Data Augmentation For Bounding Boxes: Rethinking image transforms for object detection

Data Augmentation is one way to battle this shortage of data, by artificially augmenting our dataset. In fact, the technique has proven to be so successful that it's become a staple of deep learning systems.



By Ayoosh Kathuria, Research Intern

When it comes to getting good performances from deep learning tasks, the more data the merrier. However, we may only have limited data with us. Data Augmentation is one way to battle this shortage of data, by artificially augmenting our dataset. In fact, the technique has proven to be so successful that it's become a staple of deep learning systems.

 

Why does Data Augmentation work?

 
A very straightforward way to understand why data augmentation works is by thinking of it as a way to artificially expand our dataset. As is the case with deep learning applications, the more data, the merrier.

Another way to understand why data augmentation works so well is by thinking of it as added noise to our dataset. This is especially true in case of online data augmentation, or augmenting every data sample stochastically each time we feed it to the training loop.


Left: Original Image, Right: Augmented Image.

Each time the neural network sees the same image, it's a bit different due to the stochastic data augmentation being applied to it.  This difference can be seen as noise being added to our data sample each time, and this noise forces the neural network to learn generalised features instead of overfitting on the dataset.

 

GitHub Repo

 
Everything from this article and the entire augmentation library can be found in the following Github Repo.

https://github.com/Paperspace/DataAugmentationForObjectDetection

 

Documentation

 
The documentation for this project can be found by opening the docs/build/html/index.html in your browser or at this link.

This series has 4 parts.

* WRITTEN EXERCISE 1 *
Reproduce the records word for word, starting at their first line and going on through the line that contains "The comparator 56 is at (541, 658).".

* LISTED RECORDS *
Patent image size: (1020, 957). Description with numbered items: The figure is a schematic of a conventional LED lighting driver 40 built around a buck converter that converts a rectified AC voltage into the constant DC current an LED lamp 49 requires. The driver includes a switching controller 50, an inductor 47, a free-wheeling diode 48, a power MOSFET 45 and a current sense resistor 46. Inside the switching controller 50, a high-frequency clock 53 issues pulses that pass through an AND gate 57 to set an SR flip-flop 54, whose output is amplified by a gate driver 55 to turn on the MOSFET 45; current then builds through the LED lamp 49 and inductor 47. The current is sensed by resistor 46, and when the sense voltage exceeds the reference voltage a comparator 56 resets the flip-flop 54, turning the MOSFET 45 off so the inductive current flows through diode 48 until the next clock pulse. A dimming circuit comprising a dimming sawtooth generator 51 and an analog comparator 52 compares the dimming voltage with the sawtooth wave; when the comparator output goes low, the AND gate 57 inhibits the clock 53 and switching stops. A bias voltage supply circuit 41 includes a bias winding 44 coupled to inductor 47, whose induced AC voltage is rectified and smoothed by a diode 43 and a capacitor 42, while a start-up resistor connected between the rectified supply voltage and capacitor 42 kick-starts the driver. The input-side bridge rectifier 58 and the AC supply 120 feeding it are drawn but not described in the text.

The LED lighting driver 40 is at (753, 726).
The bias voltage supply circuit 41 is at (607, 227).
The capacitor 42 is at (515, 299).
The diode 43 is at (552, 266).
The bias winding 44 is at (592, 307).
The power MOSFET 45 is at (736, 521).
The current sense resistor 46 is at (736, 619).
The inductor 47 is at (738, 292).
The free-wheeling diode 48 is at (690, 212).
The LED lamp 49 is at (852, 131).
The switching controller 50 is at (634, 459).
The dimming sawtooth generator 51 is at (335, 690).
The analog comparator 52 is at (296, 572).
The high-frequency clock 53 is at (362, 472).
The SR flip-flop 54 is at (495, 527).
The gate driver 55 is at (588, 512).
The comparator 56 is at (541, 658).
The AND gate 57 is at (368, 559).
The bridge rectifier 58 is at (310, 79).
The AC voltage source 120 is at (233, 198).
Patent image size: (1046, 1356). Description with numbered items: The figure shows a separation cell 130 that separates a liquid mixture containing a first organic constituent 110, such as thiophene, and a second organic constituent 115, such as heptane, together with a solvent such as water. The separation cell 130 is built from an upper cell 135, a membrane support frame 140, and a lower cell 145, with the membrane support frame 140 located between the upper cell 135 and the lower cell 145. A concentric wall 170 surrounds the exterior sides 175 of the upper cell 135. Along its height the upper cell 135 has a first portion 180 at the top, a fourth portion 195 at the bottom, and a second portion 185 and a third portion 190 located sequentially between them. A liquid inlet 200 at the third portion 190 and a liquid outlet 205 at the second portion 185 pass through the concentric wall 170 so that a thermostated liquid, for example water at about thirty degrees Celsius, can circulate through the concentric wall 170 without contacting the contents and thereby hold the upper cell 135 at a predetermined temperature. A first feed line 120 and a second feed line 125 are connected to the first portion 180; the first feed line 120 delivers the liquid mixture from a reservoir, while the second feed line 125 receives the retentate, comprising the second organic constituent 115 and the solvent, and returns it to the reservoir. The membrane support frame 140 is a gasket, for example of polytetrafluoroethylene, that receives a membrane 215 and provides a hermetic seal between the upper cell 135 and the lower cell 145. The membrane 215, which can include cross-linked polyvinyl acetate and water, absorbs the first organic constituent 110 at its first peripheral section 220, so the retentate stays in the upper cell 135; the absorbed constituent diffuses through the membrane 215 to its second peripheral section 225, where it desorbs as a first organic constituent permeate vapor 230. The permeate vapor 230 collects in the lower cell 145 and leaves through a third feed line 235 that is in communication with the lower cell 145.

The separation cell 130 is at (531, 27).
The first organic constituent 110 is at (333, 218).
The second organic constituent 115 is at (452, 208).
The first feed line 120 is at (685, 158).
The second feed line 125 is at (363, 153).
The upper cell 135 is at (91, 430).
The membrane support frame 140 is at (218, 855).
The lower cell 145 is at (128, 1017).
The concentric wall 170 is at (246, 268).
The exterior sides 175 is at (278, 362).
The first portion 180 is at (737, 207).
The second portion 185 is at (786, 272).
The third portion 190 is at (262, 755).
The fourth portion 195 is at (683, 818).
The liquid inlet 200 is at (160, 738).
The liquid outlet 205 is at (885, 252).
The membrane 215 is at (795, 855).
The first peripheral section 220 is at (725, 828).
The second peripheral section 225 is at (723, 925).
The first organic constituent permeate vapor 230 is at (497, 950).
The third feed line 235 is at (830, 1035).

* WRITTEN EXERCISE 2 *
According to the data augmentation article, how many parts does the series have?

* FULL RESPONSE 1 *
Patent image size: (1020, 957). Description with numbered items: The figure is a schematic of a conventional LED lighting driver 40 built around a buck converter that converts a rectified AC voltage into the constant DC current an LED lamp 49 requires. The driver includes a switching controller 50, an inductor 47, a free-wheeling diode 48, a power MOSFET 45 and a current sense resistor 46. Inside the switching controller 50, a high-frequency clock 53 issues pulses that pass through an AND gate 57 to set an SR flip-flop 54, whose output is amplified by a gate driver 55 to turn on the MOSFET 45; current then builds through the LED lamp 49 and inductor 47. The current is sensed by resistor 46, and when the sense voltage exceeds the reference voltage a comparator 56 resets the flip-flop 54, turning the MOSFET 45 off so the inductive current flows through diode 48 until the next clock pulse. A dimming circuit comprising a dimming sawtooth generator 51 and an analog comparator 52 compares the dimming voltage with the sawtooth wave; when the comparator output goes low, the AND gate 57 inhibits the clock 53 and switching stops. A bias voltage supply circuit 41 includes a bias winding 44 coupled to inductor 47, whose induced AC voltage is rectified and smoothed by a diode 43 and a capacitor 42, while a start-up resistor connected between the rectified supply voltage and capacitor 42 kick-starts the driver. The input-side bridge rectifier 58 and the AC supply 120 feeding it are drawn but not described in the text.

The LED lighting driver 40 is at (753, 726).
The bias voltage supply circuit 41 is at (607, 227).
The capacitor 42 is at (515, 299).
The diode 43 is at (552, 266).
The bias winding 44 is at (592, 307).
The power MOSFET 45 is at (736, 521).
The current sense resistor 46 is at (736, 619).
The inductor 47 is at (738, 292).
The free-wheeling diode 48 is at (690, 212).
The LED lamp 49 is at (852, 131).
The switching controller 50 is at (634, 459).
The dimming sawtooth generator 51 is at (335, 690).
The analog comparator 52 is at (296, 572).
The high-frequency clock 53 is at (362, 472).
The SR flip-flop 54 is at (495, 527).
The gate driver 55 is at (588, 512).
The comparator 56 is at (541, 658).

* FULL RESPONSE 2 *
The series has 4 parts.